How many lines of the records below contain the word "Lucas"? Answer with the number alone.

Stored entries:

********************

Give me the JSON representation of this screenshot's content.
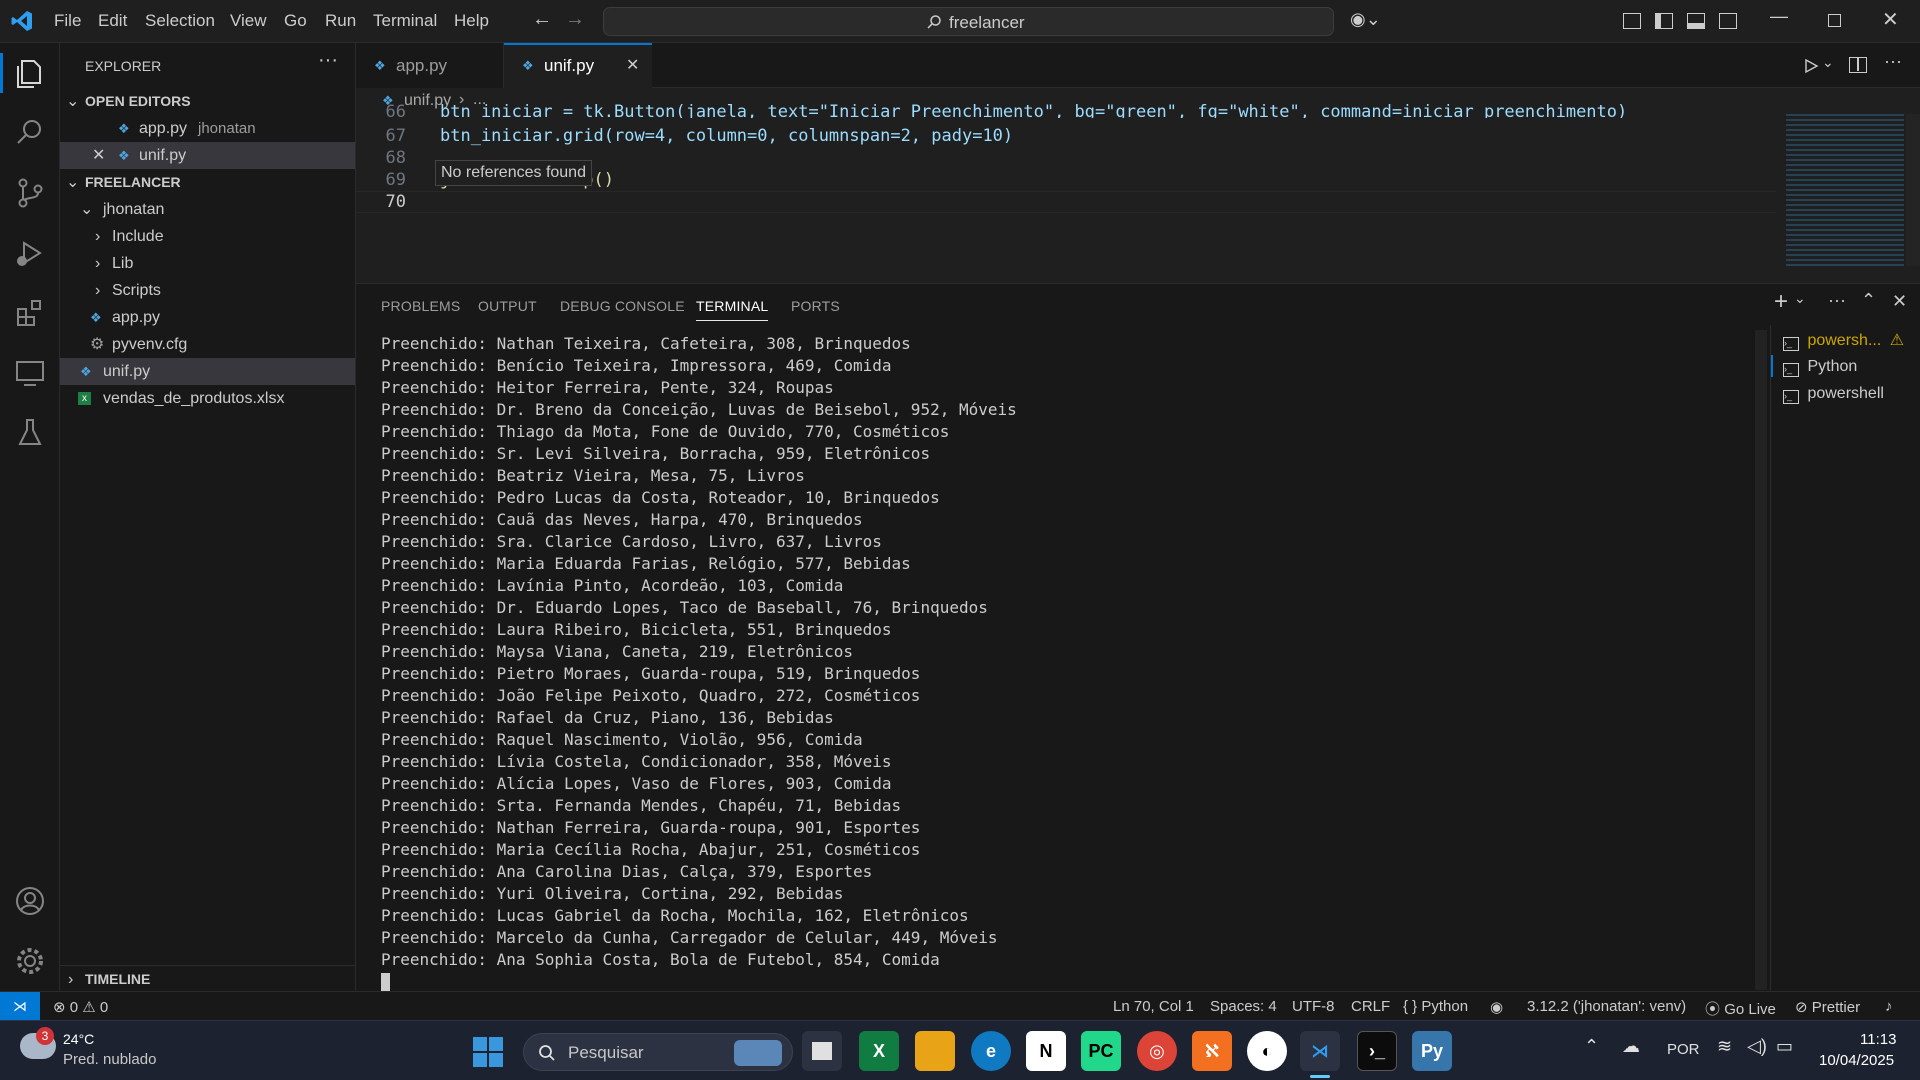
{
  "menu": [
    "File",
    "Edit",
    "Selection",
    "View",
    "Go",
    "Run",
    "Terminal",
    "Help"
  ],
  "command_center": "freelancer",
  "sidebar": {
    "title": "EXPLORER",
    "open_editors_header": "OPEN EDITORS",
    "open_editors": [
      {
        "name": "app.py",
        "suffix": "jhonatan"
      },
      {
        "name": "unif.py"
      }
    ],
    "folder_header": "FREELANCER",
    "tree": [
      "jhonatan",
      "Include",
      "Lib",
      "Scripts",
      "app.py",
      "pyvenv.cfg",
      "unif.py",
      "vendas_de_produtos.xlsx"
    ],
    "timeline": "TIMELINE"
  },
  "tabs": [
    {
      "label": "app.py"
    },
    {
      "label": "unif.py"
    }
  ],
  "breadcrumb": {
    "file": "unif.py",
    "rest": "..."
  },
  "editor": {
    "lines": [
      {
        "n": "66",
        "text": "btn_iniciar = tk.Button(janela, text=\"Iniciar Preenchimento\", bg=\"green\", fg=\"white\", command=iniciar_preenchimento)"
      },
      {
        "n": "67",
        "text": "btn_iniciar.grid(row=4, column=0, columnspan=2, pady=10)"
      },
      {
        "n": "68",
        "text": ""
      },
      {
        "n": "69",
        "text": "janela.mainloop()"
      },
      {
        "n": "70",
        "text": ""
      }
    ],
    "tooltip": "No references found"
  },
  "panel": {
    "tabs": [
      "PROBLEMS",
      "OUTPUT",
      "DEBUG CONSOLE",
      "TERMINAL",
      "PORTS"
    ],
    "terminal_lines": [
      "Preenchido: Nathan Teixeira, Cafeteira, 308, Brinquedos",
      "Preenchido: Benício Teixeira, Impressora, 469, Comida",
      "Preenchido: Heitor Ferreira, Pente, 324, Roupas",
      "Preenchido: Dr. Breno da Conceição, Luvas de Beisebol, 952, Móveis",
      "Preenchido: Thiago da Mota, Fone de Ouvido, 770, Cosméticos",
      "Preenchido: Sr. Levi Silveira, Borracha, 959, Eletrônicos",
      "Preenchido: Beatriz Vieira, Mesa, 75, Livros",
      "Preenchido: Pedro Lucas da Costa, Roteador, 10, Brinquedos",
      "Preenchido: Cauã das Neves, Harpa, 470, Brinquedos",
      "Preenchido: Sra. Clarice Cardoso, Livro, 637, Livros",
      "Preenchido: Maria Eduarda Farias, Relógio, 577, Bebidas",
      "Preenchido: Lavínia Pinto, Acordeão, 103, Comida",
      "Preenchido: Dr. Eduardo Lopes, Taco de Baseball, 76, Brinquedos",
      "Preenchido: Laura Ribeiro, Bicicleta, 551, Brinquedos",
      "Preenchido: Maysa Viana, Caneta, 219, Eletrônicos",
      "Preenchido: Pietro Moraes, Guarda-roupa, 519, Brinquedos",
      "Preenchido: João Felipe Peixoto, Quadro, 272, Cosméticos",
      "Preenchido: Rafael da Cruz, Piano, 136, Bebidas",
      "Preenchido: Raquel Nascimento, Violão, 956, Comida",
      "Preenchido: Lívia Costela, Condicionador, 358, Móveis",
      "Preenchido: Alícia Lopes, Vaso de Flores, 903, Comida",
      "Preenchido: Srta. Fernanda Mendes, Chapéu, 71, Bebidas",
      "Preenchido: Nathan Ferreira, Guarda-roupa, 901, Esportes",
      "Preenchido: Maria Cecília Rocha, Abajur, 251, Cosméticos",
      "Preenchido: Ana Carolina Dias, Calça, 379, Esportes",
      "Preenchido: Yuri Oliveira, Cortina, 292, Bebidas",
      "Preenchido: Lucas Gabriel da Rocha, Mochila, 162, Eletrônicos",
      "Preenchido: Marcelo da Cunha, Carregador de Celular, 449, Móveis",
      "Preenchido: Ana Sophia Costa, Bola de Futebol, 854, Comida"
    ],
    "terminals": [
      "powersh...",
      "Python",
      "powershell"
    ]
  },
  "statusbar": {
    "errors": "0",
    "warnings": "0",
    "position": "Ln 70, Col 1",
    "spaces": "Spaces: 4",
    "encoding": "UTF-8",
    "eol": "CRLF",
    "language": "Python",
    "interpreter": "3.12.2 ('jhonatan': venv)",
    "golive": "Go Live",
    "prettier": "Prettier"
  },
  "taskbar": {
    "weather_temp": "24°C",
    "weather_desc": "Pred. nublado",
    "weather_badge": "3",
    "search": "Pesquisar",
    "lang": "POR",
    "time": "11:13",
    "date": "10/04/2025"
  },
  "colors": {
    "accent": "#0078d4",
    "python_icon": "#4ea5e0",
    "warning": "#cca700"
  }
}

********************

◆ Complete response ◆
2